[Annotated element entries]
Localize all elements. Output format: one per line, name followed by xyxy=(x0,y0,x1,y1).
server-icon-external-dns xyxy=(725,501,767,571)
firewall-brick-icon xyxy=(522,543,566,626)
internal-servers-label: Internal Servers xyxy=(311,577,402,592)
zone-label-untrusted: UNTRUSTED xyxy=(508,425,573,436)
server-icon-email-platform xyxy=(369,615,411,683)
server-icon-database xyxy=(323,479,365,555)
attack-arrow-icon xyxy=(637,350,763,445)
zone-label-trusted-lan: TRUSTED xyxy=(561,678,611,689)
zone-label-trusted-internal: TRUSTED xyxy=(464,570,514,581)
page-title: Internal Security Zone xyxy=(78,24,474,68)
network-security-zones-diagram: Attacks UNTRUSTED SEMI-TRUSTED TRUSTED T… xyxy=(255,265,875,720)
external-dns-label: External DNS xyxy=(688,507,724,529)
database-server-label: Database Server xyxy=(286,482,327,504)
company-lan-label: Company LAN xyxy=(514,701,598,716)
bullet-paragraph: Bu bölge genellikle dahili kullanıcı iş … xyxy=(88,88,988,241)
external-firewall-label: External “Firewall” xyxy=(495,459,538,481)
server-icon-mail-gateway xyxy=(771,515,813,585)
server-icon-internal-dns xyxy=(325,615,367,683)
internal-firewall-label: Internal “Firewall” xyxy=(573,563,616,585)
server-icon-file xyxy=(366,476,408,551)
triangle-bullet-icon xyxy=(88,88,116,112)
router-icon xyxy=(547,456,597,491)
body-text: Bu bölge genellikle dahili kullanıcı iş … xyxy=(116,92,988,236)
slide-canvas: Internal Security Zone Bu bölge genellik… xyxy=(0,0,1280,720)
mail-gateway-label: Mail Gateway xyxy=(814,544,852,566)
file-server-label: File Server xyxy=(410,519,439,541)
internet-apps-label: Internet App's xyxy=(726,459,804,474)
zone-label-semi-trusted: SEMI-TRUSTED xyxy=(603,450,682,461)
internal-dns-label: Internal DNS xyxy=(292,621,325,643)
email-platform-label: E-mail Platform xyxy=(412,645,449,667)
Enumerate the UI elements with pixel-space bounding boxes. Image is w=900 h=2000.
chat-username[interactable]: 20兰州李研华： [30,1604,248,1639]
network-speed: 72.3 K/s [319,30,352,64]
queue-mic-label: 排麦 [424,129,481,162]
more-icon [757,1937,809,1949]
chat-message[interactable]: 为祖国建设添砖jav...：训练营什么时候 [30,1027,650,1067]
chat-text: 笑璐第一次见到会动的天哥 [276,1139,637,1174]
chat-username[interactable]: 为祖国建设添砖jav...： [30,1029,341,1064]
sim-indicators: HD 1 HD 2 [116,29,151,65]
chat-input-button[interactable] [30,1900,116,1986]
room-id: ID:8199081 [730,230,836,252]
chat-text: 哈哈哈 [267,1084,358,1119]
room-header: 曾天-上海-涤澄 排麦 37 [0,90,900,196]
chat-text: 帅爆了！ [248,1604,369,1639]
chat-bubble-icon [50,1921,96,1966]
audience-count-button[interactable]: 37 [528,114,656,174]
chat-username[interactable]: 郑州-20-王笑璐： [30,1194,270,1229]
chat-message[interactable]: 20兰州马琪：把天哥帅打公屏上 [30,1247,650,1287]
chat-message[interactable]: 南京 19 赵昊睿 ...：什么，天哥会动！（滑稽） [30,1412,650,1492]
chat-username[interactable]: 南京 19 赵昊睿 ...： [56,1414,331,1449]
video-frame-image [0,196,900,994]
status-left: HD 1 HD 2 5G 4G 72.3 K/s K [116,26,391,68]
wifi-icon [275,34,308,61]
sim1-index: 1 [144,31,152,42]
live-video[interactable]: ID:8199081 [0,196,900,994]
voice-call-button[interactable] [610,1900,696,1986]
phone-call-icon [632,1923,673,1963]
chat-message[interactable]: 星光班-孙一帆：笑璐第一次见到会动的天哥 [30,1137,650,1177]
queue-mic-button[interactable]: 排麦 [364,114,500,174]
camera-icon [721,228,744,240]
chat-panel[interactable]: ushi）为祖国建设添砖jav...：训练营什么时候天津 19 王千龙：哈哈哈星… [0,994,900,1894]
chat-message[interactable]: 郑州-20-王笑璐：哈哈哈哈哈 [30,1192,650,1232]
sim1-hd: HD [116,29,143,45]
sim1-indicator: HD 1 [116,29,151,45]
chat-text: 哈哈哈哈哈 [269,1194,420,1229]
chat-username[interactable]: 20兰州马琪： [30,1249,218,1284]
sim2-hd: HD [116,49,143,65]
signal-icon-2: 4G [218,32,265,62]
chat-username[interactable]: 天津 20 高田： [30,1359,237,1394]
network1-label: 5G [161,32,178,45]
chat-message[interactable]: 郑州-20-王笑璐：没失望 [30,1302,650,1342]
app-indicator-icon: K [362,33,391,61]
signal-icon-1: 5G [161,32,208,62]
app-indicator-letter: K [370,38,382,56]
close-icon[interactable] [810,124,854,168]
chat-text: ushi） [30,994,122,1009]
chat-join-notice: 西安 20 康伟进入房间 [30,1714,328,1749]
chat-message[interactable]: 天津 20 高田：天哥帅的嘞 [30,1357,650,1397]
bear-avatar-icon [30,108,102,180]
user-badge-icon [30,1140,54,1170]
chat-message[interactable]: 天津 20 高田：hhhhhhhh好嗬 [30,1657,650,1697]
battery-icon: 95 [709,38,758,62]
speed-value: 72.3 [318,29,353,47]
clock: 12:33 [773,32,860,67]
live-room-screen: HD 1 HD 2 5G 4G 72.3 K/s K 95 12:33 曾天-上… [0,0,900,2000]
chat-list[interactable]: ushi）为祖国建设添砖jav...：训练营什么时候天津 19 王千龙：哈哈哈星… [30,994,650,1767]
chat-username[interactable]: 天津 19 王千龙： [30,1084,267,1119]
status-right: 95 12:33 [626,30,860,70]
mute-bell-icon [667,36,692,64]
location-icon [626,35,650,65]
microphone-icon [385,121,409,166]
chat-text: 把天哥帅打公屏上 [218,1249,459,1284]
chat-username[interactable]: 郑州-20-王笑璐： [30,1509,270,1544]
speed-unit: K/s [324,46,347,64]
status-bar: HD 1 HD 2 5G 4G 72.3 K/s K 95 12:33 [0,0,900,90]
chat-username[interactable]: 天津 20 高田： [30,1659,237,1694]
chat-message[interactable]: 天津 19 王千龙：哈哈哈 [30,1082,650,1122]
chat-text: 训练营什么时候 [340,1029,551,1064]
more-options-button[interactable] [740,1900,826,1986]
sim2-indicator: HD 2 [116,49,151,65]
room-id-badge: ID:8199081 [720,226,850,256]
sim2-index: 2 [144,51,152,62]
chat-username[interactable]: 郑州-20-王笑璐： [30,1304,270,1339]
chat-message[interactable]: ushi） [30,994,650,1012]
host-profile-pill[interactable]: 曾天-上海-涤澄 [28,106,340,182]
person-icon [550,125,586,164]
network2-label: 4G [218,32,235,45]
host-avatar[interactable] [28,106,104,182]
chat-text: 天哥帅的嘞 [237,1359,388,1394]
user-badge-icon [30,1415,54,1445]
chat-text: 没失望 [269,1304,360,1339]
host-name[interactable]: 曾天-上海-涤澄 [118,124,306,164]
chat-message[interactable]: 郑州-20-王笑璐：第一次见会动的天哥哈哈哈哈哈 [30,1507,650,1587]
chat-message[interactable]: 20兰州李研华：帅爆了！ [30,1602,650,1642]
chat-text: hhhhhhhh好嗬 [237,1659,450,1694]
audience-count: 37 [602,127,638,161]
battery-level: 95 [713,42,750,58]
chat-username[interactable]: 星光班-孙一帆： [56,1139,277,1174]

**Job:** Print every line of the material above unchanged, from the first line to the last.

**Solution for this task:**
Localize all elements. Output format: one per line, name followed by xyxy=(x0,y0,x1,y1).
server-icon-external-dns xyxy=(725,501,767,571)
firewall-brick-icon xyxy=(522,543,566,626)
internal-servers-label: Internal Servers xyxy=(311,577,402,592)
zone-label-untrusted: UNTRUSTED xyxy=(508,425,573,436)
server-icon-email-platform xyxy=(369,615,411,683)
server-icon-database xyxy=(323,479,365,555)
attack-arrow-icon xyxy=(637,350,763,445)
zone-label-trusted-lan: TRUSTED xyxy=(561,678,611,689)
zone-label-trusted-internal: TRUSTED xyxy=(464,570,514,581)
page-title: Internal Security Zone xyxy=(78,24,474,68)
network-security-zones-diagram: Attacks UNTRUSTED SEMI-TRUSTED TRUSTED T… xyxy=(255,265,875,720)
external-dns-label: External DNS xyxy=(688,507,724,529)
database-server-label: Database Server xyxy=(286,482,327,504)
company-lan-label: Company LAN xyxy=(514,701,598,716)
bullet-paragraph: Bu bölge genellikle dahili kullanıcı iş … xyxy=(88,88,988,241)
external-firewall-label: External “Firewall” xyxy=(495,459,538,481)
server-icon-mail-gateway xyxy=(771,515,813,585)
server-icon-internal-dns xyxy=(325,615,367,683)
internal-firewall-label: Internal “Firewall” xyxy=(573,563,616,585)
server-icon-file xyxy=(366,476,408,551)
triangle-bullet-icon xyxy=(88,88,116,112)
router-icon xyxy=(547,456,597,491)
body-text: Bu bölge genellikle dahili kullanıcı iş … xyxy=(116,92,988,236)
slide-canvas: Internal Security Zone Bu bölge genellik… xyxy=(0,0,1280,720)
mail-gateway-label: Mail Gateway xyxy=(814,544,852,566)
file-server-label: File Server xyxy=(410,519,439,541)
internet-apps-label: Internet App's xyxy=(726,459,804,474)
zone-label-semi-trusted: SEMI-TRUSTED xyxy=(603,450,682,461)
internal-dns-label: Internal DNS xyxy=(292,621,325,643)
email-platform-label: E-mail Platform xyxy=(412,645,449,667)
Enumerate the UI elements with pixel-space bounding boxes. Image is w=900 h=2000.
chat-username[interactable]: 20兰州李研华： [30,1604,248,1639]
network-speed: 72.3 K/s [319,30,352,64]
queue-mic-label: 排麦 [424,129,481,162]
more-icon [757,1937,809,1949]
chat-message[interactable]: 为祖国建设添砖jav...：训练营什么时候 [30,1027,650,1067]
chat-text: 笑璐第一次见到会动的天哥 [276,1139,637,1174]
chat-username[interactable]: 为祖国建设添砖jav...： [30,1029,341,1064]
sim-indicators: HD 1 HD 2 [116,29,151,65]
chat-input-button[interactable] [30,1900,116,1986]
room-id: ID:8199081 [730,230,836,252]
chat-text: 哈哈哈 [267,1084,358,1119]
room-header: 曾天-上海-涤澄 排麦 37 [0,90,900,196]
chat-text: 帅爆了！ [248,1604,369,1639]
chat-bubble-icon [50,1921,96,1966]
audience-count-button[interactable]: 37 [528,114,656,174]
chat-username[interactable]: 郑州-20-王笑璐： [30,1194,270,1229]
chat-message[interactable]: 20兰州马琪：把天哥帅打公屏上 [30,1247,650,1287]
chat-message[interactable]: 南京 19 赵昊睿 ...：什么，天哥会动！（滑稽） [30,1412,650,1492]
chat-username[interactable]: 南京 19 赵昊睿 ...： [56,1414,331,1449]
video-frame-image [0,196,900,994]
status-left: HD 1 HD 2 5G 4G 72.3 K/s K [116,26,391,68]
wifi-icon [275,34,308,61]
sim1-index: 1 [144,31,152,42]
live-video[interactable]: ID:8199081 [0,196,900,994]
voice-call-button[interactable] [610,1900,696,1986]
phone-call-icon [632,1923,673,1963]
chat-message[interactable]: 星光班-孙一帆：笑璐第一次见到会动的天哥 [30,1137,650,1177]
queue-mic-button[interactable]: 排麦 [364,114,500,174]
camera-icon [721,228,744,240]
chat-panel[interactable]: ushi）为祖国建设添砖jav...：训练营什么时候天津 19 王千龙：哈哈哈星… [0,994,900,1894]
chat-message[interactable]: 郑州-20-王笑璐：哈哈哈哈哈 [30,1192,650,1232]
sim1-hd: HD [116,29,143,45]
sim1-indicator: HD 1 [116,29,151,45]
chat-text: 哈哈哈哈哈 [269,1194,420,1229]
chat-username[interactable]: 20兰州马琪： [30,1249,218,1284]
sim2-hd: HD [116,49,143,65]
signal-icon-2: 4G [218,32,265,62]
chat-username[interactable]: 天津 20 高田： [30,1359,237,1394]
network1-label: 5G [161,32,178,45]
chat-message[interactable]: 郑州-20-王笑璐：没失望 [30,1302,650,1342]
app-indicator-icon: K [362,33,391,61]
signal-icon-1: 5G [161,32,208,62]
app-indicator-letter: K [370,38,382,56]
close-icon[interactable] [810,124,854,168]
chat-text: ushi） [30,994,122,1009]
chat-join-notice: 西安 20 康伟进入房间 [30,1714,328,1749]
chat-message[interactable]: 天津 20 高田：天哥帅的嘞 [30,1357,650,1397]
bear-avatar-icon [30,108,102,180]
user-badge-icon [30,1140,54,1170]
chat-message[interactable]: 天津 20 高田：hhhhhhhh好嗬 [30,1657,650,1697]
battery-icon: 95 [709,38,758,62]
speed-value: 72.3 [318,29,353,47]
clock: 12:33 [773,32,860,67]
live-room-screen: HD 1 HD 2 5G 4G 72.3 K/s K 95 12:33 曾天-上… [0,0,900,2000]
chat-list[interactable]: ushi）为祖国建设添砖jav...：训练营什么时候天津 19 王千龙：哈哈哈星… [30,994,650,1767]
chat-username[interactable]: 天津 19 王千龙： [30,1084,267,1119]
status-right: 95 12:33 [626,30,860,70]
mute-bell-icon [667,36,692,64]
location-icon [626,35,650,65]
microphone-icon [385,121,409,166]
chat-text: 把天哥帅打公屏上 [218,1249,459,1284]
chat-username[interactable]: 郑州-20-王笑璐： [30,1509,270,1544]
speed-unit: K/s [324,46,347,64]
status-bar: HD 1 HD 2 5G 4G 72.3 K/s K 95 12:33 [0,0,900,90]
chat-username[interactable]: 天津 20 高田： [30,1659,237,1694]
chat-message[interactable]: 天津 19 王千龙：哈哈哈 [30,1082,650,1122]
chat-text: 训练营什么时候 [340,1029,551,1064]
more-options-button[interactable] [740,1900,826,1986]
sim2-indicator: HD 2 [116,49,151,65]
room-id-badge: ID:8199081 [720,226,850,256]
sim2-index: 2 [144,51,152,62]
chat-username[interactable]: 郑州-20-王笑璐： [30,1304,270,1339]
chat-message[interactable]: ushi） [30,994,650,1012]
host-profile-pill[interactable]: 曾天-上海-涤澄 [28,106,340,182]
person-icon [550,125,586,164]
network2-label: 4G [218,32,235,45]
host-avatar[interactable] [28,106,104,182]
chat-text: 天哥帅的嘞 [237,1359,388,1394]
user-badge-icon [30,1415,54,1445]
chat-text: 没失望 [269,1304,360,1339]
host-name[interactable]: 曾天-上海-涤澄 [118,124,306,164]
chat-message[interactable]: 郑州-20-王笑璐：第一次见会动的天哥哈哈哈哈哈 [30,1507,650,1587]
chat-message[interactable]: 20兰州李研华：帅爆了！ [30,1602,650,1642]
chat-text: hhhhhhhh好嗬 [237,1659,450,1694]
audience-count: 37 [602,127,638,161]
battery-level: 95 [713,42,750,58]
chat-username[interactable]: 星光班-孙一帆： [56,1139,277,1174]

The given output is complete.